▶ _CONSIGNES_:
[a] Reprenez tel quel le passage du texte sur l'université situé entre « Je voudrais en » et « pour en parler. », ces deux bouts compris.
[b] Poursuivez le texte sur l'université à partir de sa dernière phrase.

▶ _TEXTE DU DOCUMENT_:
Je respecterai la loi. Vous l'avez votée et je considère
indiscutable de respecter cette loi.
Je voudrais en venir au fond pour traiter d'une question qui agite beaucoup
l'université et qui vous agite beaucoup, et je la pose dans le contexte
des états généraux de l'université. Je viendrai
naturellement devant les commissions et devant le Sénat pour en parler.
Tout le monde constate qu'il n'y a de développement que s'il y a une
offre d'enseignement supérieure présente, accessible, qui mette
à égalité avec d'autres zones du territoire. Mais la
question est celle-ci : peut-on disséminer l'université ? Et
comme l'université n'est pas seulement de l'enseignement mais de la
recherche, ce n'est pas seulement de la distribution de savoir, mais aussi de
la création de savoir. Est-ce qu'on ne se heurte pas à un
problème de taille critique, de seuil critique au-dessous duquel
l'université n'existe pas ?
J'invite à poser ce problème en termes de recherche autant qu'en
termes d'enseignement. Je le dis d'autant plus que, si mon information est
exacte, les unités délocalisées qui s'occupent uniquement
d'enseignement obtiennent de bons résultats. Mais à terme, la
mise en question ou l'absence de recherche est naturellement quelque chose qui
atteint au principe même d'une université, de son fonctionnement,
de son équilibre, de son rayonnement dans le futur.
Alors il y a deux réponses possibles et je vous livre les deux.
1) La première est celle que vous avez avancée dans la loi, qui
est celle de créer des unités suffisamment circonscrites,
focalisées sur un problème suffisamment étroit pour qu'on
puisse crédiblement avoir une recherche de haut niveau dans ces
universités. Cela ne peut être évidemment qu'un
problème extrêmement circonscrit pour qu'une ville moyenne ait la
capacité de montrer qu'elle peut développer une recherche
crédible sur le plan national et international sur le domaine
considéré. D'où beaucoup de discernement dans le choix du
sujet retenu. Il faut que le sujet soit assez clos pour être
crédible quand on a une petite unité.

▶ _DONNÉES ENREGISTRÉES_:

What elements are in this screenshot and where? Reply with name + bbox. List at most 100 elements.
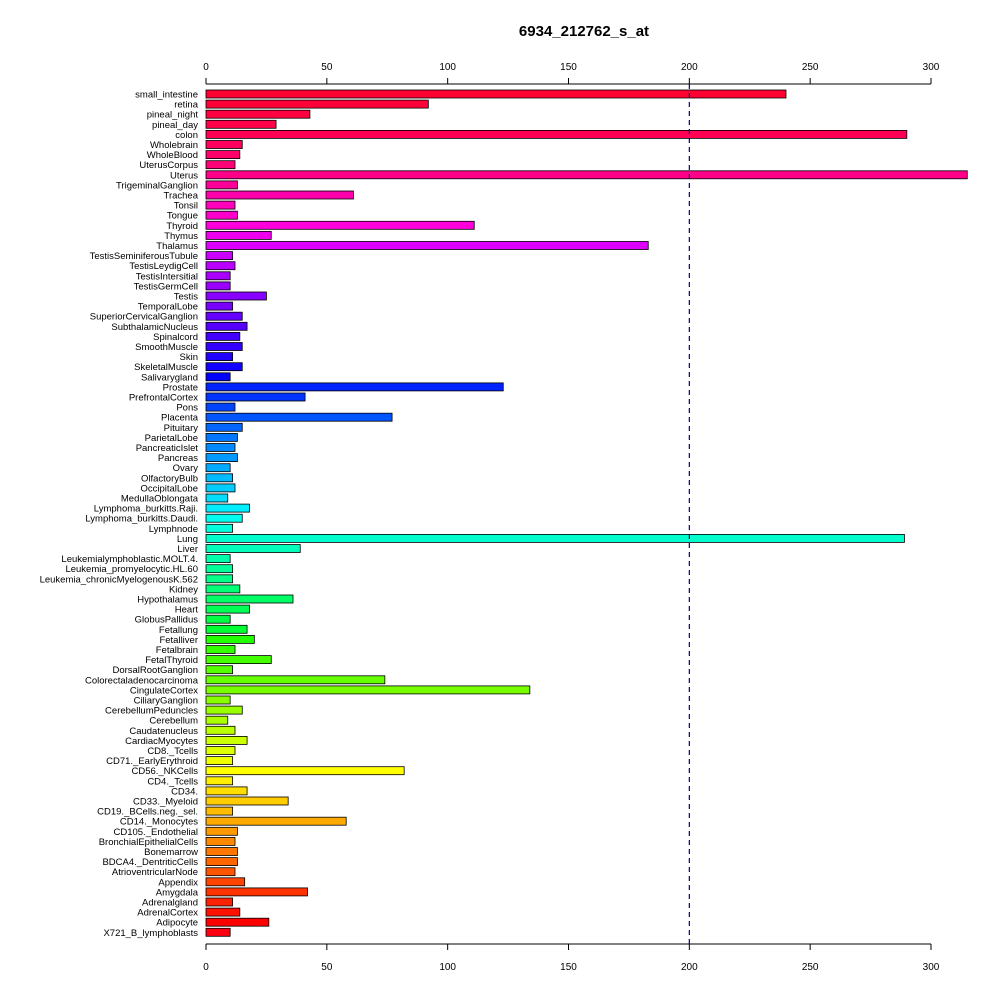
- bar: [205, 907, 241, 917]
- bar: [205, 837, 236, 846]
- bar: [205, 776, 233, 786]
- bar: [205, 241, 649, 250]
- bar: [205, 321, 248, 331]
- bar: [205, 624, 248, 634]
- category-label: Prostate: [163, 382, 198, 393]
- bar: [205, 362, 243, 372]
- bar: [205, 352, 233, 362]
- bar: [205, 594, 294, 604]
- bar: [205, 281, 231, 291]
- category-label: MedullaOblongata: [121, 494, 199, 505]
- category-label: ParietalLobe: [145, 433, 198, 444]
- category-label: SkeletalMuscle: [134, 362, 198, 373]
- category-label: CD14._Monocytes: [120, 817, 198, 828]
- bar: [205, 230, 272, 240]
- bar: [205, 200, 236, 210]
- category-label: BronchialEpithelialCells: [99, 837, 199, 848]
- category-label: BDCA4._DentriticCells: [102, 857, 198, 868]
- top-tick-label: 50: [321, 62, 333, 73]
- category-label: Tongue: [167, 211, 198, 222]
- top-tick-label: 250: [802, 62, 819, 73]
- bottom-tick-label: 300: [923, 962, 940, 973]
- category-label: SubthalamicNucleus: [111, 322, 198, 333]
- bar: [205, 534, 905, 543]
- bottom-tick-label: 50: [321, 962, 333, 973]
- category-label: SmoothMuscle: [135, 342, 198, 353]
- category-label: Fetalbrain: [156, 645, 198, 656]
- category-label: CardiacMyocytes: [125, 736, 198, 747]
- category-label: Pituitary: [164, 423, 199, 434]
- bar: [205, 109, 311, 119]
- category-label: Spinalcord: [153, 332, 198, 343]
- category-label: Leukemialymphoblastic.MOLT.4.: [61, 554, 198, 565]
- category-label: TestisGermCell: [134, 281, 198, 292]
- bar: [205, 463, 231, 473]
- bar: [205, 150, 241, 160]
- bar: [205, 736, 248, 745]
- category-label: Hypothalamus: [137, 595, 198, 606]
- category-label: colon: [175, 130, 198, 141]
- bar: [205, 99, 429, 109]
- category-label: TestisLeydigCell: [129, 261, 198, 272]
- bottom-tick-label: 150: [560, 962, 577, 973]
- bar: [205, 140, 243, 149]
- bar: [205, 453, 238, 463]
- bar: [205, 301, 233, 311]
- category-label: GlobusPallidus: [135, 615, 199, 626]
- category-label: CingulateCortex: [130, 685, 198, 696]
- category-label: Caudatenucleus: [129, 726, 198, 737]
- bar: [205, 129, 908, 139]
- category-label: Leukemia_promyelocytic.HL.60: [65, 564, 198, 575]
- category-label: Adrenalgland: [142, 898, 198, 909]
- bar: [205, 180, 238, 190]
- category-label: PrefrontalCortex: [129, 393, 198, 404]
- bar: [205, 897, 233, 907]
- bar: [205, 635, 255, 644]
- category-label: Placenta: [161, 413, 199, 424]
- bar: [205, 483, 236, 493]
- category-label: CD34.: [171, 786, 198, 797]
- category-label: Uterus: [170, 170, 198, 181]
- bar: [205, 473, 233, 483]
- category-label: CerebellumPeduncles: [105, 706, 198, 717]
- category-label: TrigeminalGanglion: [116, 180, 198, 191]
- category-label: Liver: [177, 544, 198, 555]
- bar: [205, 917, 270, 927]
- bar: [205, 796, 289, 806]
- bar: [205, 867, 236, 877]
- bar: [205, 402, 236, 412]
- category-label: CD71._EarlyErythroid: [106, 756, 198, 767]
- bar: [205, 574, 233, 584]
- top-axis: 0 50 100 150 200 250 300: [203, 62, 940, 85]
- category-label: Wholebrain: [150, 140, 198, 151]
- bottom-axis: 0 50 100 150 200 250 300: [203, 943, 940, 973]
- category-label: CD33._Myeloid: [133, 797, 198, 808]
- bar: [205, 584, 241, 594]
- bar: [205, 210, 238, 220]
- category-label: small_intestine: [135, 90, 198, 101]
- chart-title: 6934_212762_s_at: [519, 23, 649, 40]
- category-label: Tonsil: [174, 201, 198, 212]
- bar: [205, 685, 531, 695]
- bar: [205, 271, 231, 281]
- top-tick-label: 300: [923, 62, 940, 73]
- bar: [205, 847, 238, 856]
- category-label: Testis: [174, 292, 199, 303]
- bar: [205, 645, 236, 654]
- bar: [205, 614, 231, 624]
- bar: [205, 311, 243, 321]
- bar: [205, 331, 241, 341]
- bottom-tick-label: 250: [802, 962, 819, 973]
- category-label: PancreaticIslet: [136, 443, 199, 454]
- bar: [205, 675, 386, 685]
- bar: [205, 261, 236, 271]
- bar: [205, 786, 248, 796]
- bar: [205, 523, 233, 533]
- category-label: Salivarygland: [141, 372, 198, 383]
- bar: [205, 422, 243, 432]
- category-label: TestisSeminiferousTubule: [90, 251, 198, 262]
- category-label: Amygdala: [156, 887, 199, 898]
- bottom-tick-label: 200: [681, 962, 698, 973]
- bar: [205, 342, 243, 351]
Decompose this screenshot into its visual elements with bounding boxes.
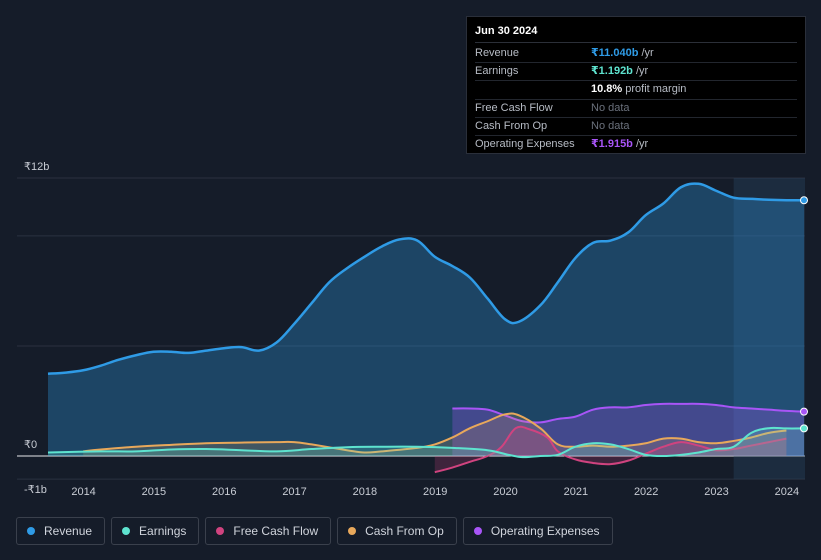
tooltip-panel: Jun 30 2024 Revenue ₹11.040b /yr Earning… [466,16,806,154]
x-tick-label: 2024 [775,486,799,498]
revenue-end-marker [800,196,808,205]
legend-dot-icon [216,527,225,535]
tooltip-row-revenue: Revenue ₹11.040b /yr [475,45,797,64]
x-tick-label: 2020 [493,486,517,498]
free-cash-flow-area [434,426,787,473]
legend-label: Operating Expenses [490,524,600,538]
x-tick-label: 2021 [564,486,588,498]
tooltip-value-revenue: ₹11.040b [591,47,639,59]
x-tick-label: 2017 [282,486,306,498]
tooltip-value-cash-from-op: No data [591,119,630,132]
y-tick-label: -₹1b [24,484,47,496]
series-layer [47,182,805,474]
legend-dot-icon [473,527,482,535]
tooltip-label: Revenue [475,47,520,59]
tooltip-row-operating-expenses: Operating Expenses ₹1.915b /yr [475,136,797,153]
legend-dot-icon [348,527,357,535]
legend-item-cash-from-op[interactable]: Cash From Op [337,517,457,545]
x-tick-label: 2014 [71,486,95,498]
tooltip-unit: /yr [632,65,649,78]
earnings-area [48,427,804,458]
y-tick-label: ₹12b [24,161,49,173]
legend-dot-icon [27,527,35,535]
cash-from-op-line [83,412,787,454]
tooltip-label: Earnings [475,65,519,78]
tooltip-label [475,81,591,98]
earnings-end-marker [800,424,808,433]
axis-labels: ₹12b ₹0 -₹1b 2014 2015 2016 2017 2018 2019 2020 20… [24,161,799,498]
legend-label: Free Cash Flow [233,524,319,538]
revenue-area [48,183,804,457]
tooltip-label: Cash From Op [475,119,548,132]
end-markers [800,196,808,433]
legend-label: Revenue [44,524,93,538]
tooltip-date: Jun 30 2024 [475,23,797,43]
tooltip-row-profit-margin: 10.8% profit margin [475,81,797,100]
x-tick-label: 2023 [704,486,728,498]
legend-label: Cash From Op [365,524,444,538]
legend-dot-icon [122,527,131,535]
tooltip-value-profit-margin: 10.8% [591,83,623,96]
cash-from-op-area [83,413,787,456]
tooltip-label: Free Cash Flow [475,101,553,114]
legend-item-revenue[interactable]: Revenue [16,517,106,545]
legend-item-operating-expenses[interactable]: Operating Expenses [462,517,613,545]
tooltip-value-operating-expenses: ₹1.915b [591,137,633,150]
tooltip-unit: /yr [638,47,654,59]
tooltip-label: Operating Expenses [475,137,575,150]
tooltip-row-free-cash-flow: Free Cash Flow No data [475,100,797,118]
tooltip-unit: profit margin [622,83,687,96]
x-tick-label: 2022 [634,486,658,498]
x-tick-label: 2019 [423,486,447,498]
x-tick-label: 2015 [142,486,166,498]
tooltip-value-free-cash-flow: No data [591,101,630,114]
revenue-line [47,182,805,376]
tooltip-row-earnings: Earnings ₹1.192b /yr [475,63,797,82]
tooltip-value-earnings: ₹1.192b [591,65,633,78]
legend-item-free-cash-flow[interactable]: Free Cash Flow [205,517,332,545]
operating-expenses-end-marker [800,407,808,416]
legend: Revenue Earnings Free Cash Flow Cash Fro… [16,517,613,545]
x-tick-label: 2016 [212,486,236,498]
legend-label: Earnings [139,524,187,538]
tooltip-unit: /yr [632,137,649,150]
legend-item-earnings[interactable]: Earnings [111,517,200,545]
y-tick-label: ₹0 [24,439,37,451]
x-tick-label: 2018 [353,486,377,498]
tooltip-row-cash-from-op: Cash From Op No data [475,118,797,136]
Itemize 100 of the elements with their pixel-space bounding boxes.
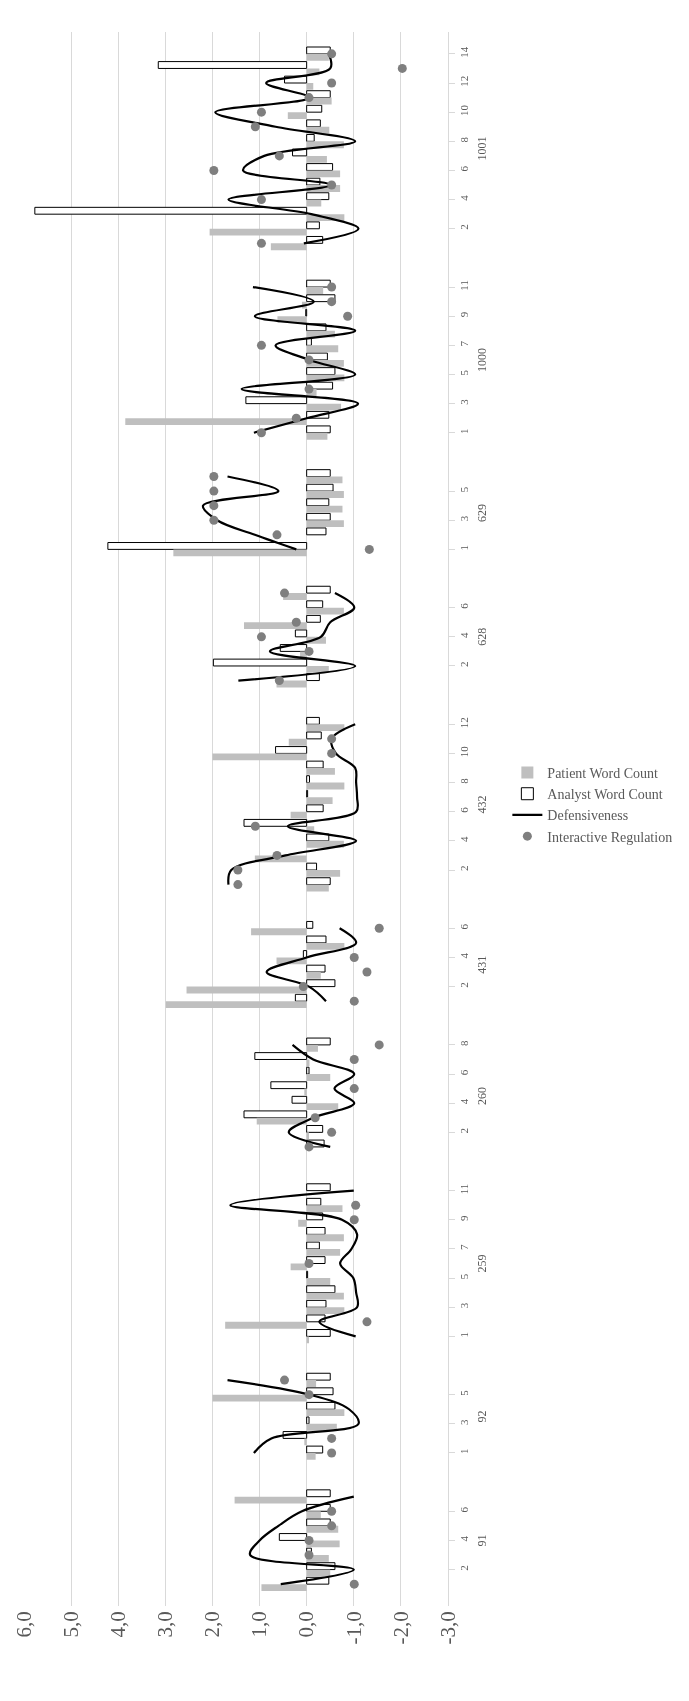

▶ _RÉPONSES DE L'EXERCICE_:
[a]
Je voudrais en venir au fond pour traiter d'une question qui agite beaucoup
l'université et qui vous agite beaucoup, et je la pose dans le contexte
des états généraux de l'université. Je viendrai
naturellement devant les commissions et devant le Sénat pour en parler.

[b]
2) Je suis frappé de voir qu'on n'a pas suffisamment creusé en
France ou en tout cas pas suffisamment théorisé le principe des
universités en réseaux, des campus de réseaux appartenant
à la même université. Je voudrais vous rappeler, en ayant
conscience que l'échelle n'est pas la même, que
l'université de Californie est organisée en huit campus
différents. Alors sans vouloir prétendre d'emblée au
rayonnement de cette immense université, il y a là
peut-être une idée à creuser. Non plus des antennes
délocalisées, ce qui a toujours un air péjoratif et qui
tend à secondariser une unité par rapport à une autre,
mais des réseaux reconnus comme à part entière et ayant
vocation à exister au même titre dans une université.
J'inaugurais l'autre jour le pôle universitaire de Quimper et il n'y a
aucune raison que Quimper soit très secondarisé par rapport
à Brest ou inversement. On peut très bien imaginer d'avoir des
unités appartenant à la même université, qui
simplement organise en réseau des implantations universitaires
différentes, ce qui assurera la pluridisciplinarité et le contact
entre chercheurs.
C'est d'autant plus important que je suis persuadé que
l'université française est en situation d'infirme. Elle a
considérablement développé le côté
intellectuel et général. Elle a fait de brillante
université générale, elle n'a absolument pas
développé comme il devrait l'être le pôle
technologique qui aurait dû être une composante essentielle du
développement de la France. Nous avons de ce point de vue-là un
manque majeur. Si je réussis à convaincre la communauté
universitaire au terme des états généraux, il y aura des
dispositions prises pour construire en France une grande université
technologique, ce qui ne signifie pas nécessairement des
universités technologiques distinctes des universités
générales, mais qui peuvent, nous en discuterons, être des
unités technologiques, des filières technologiques dans des
établissements technologiques à l'intérieur de
l'établissement général.
De ce point de vue, je suis persuadé que l'aménagement du
territoire peut trouver matière à un maillage différent du
territoire national et ainsi les objectifs de la loi seront remplis. En tout
état de cause nous ne devons pas, y compris dans l'aménagement du
territoire, considérer les universités uniquement comme des lieux
d'enseignement. Il n'existe dans le monde de grandes universités ou
d'universités moyennes que celles qui sont capables de rayonner par leur
recherche autant qu'elles rayonnent par leur enseignement, et cela doit
être une dimension majeure du sujet que vous allez traiter ensemble
à l'occasion de la discussion de la loi dans ce colloque et que nous
traiterons dans les schémas régionaux, le schéma national
et les échéances devant nous pour appliquer la loi votée
en février 1995.
(Applaudissements).
M. François-Michel Gonnot
.
- Merci
monsieur le Ministre. Vous l'avez dit dans votre propos introductif, pour
retenir et attirer les entreprises dans nos cantons, nos départements,
partout, il faut des universités, des écoles, des lycées,
des routes, des infrastructures de transport, des réseaux de
télécommunication, mais aussi une politique culturelle.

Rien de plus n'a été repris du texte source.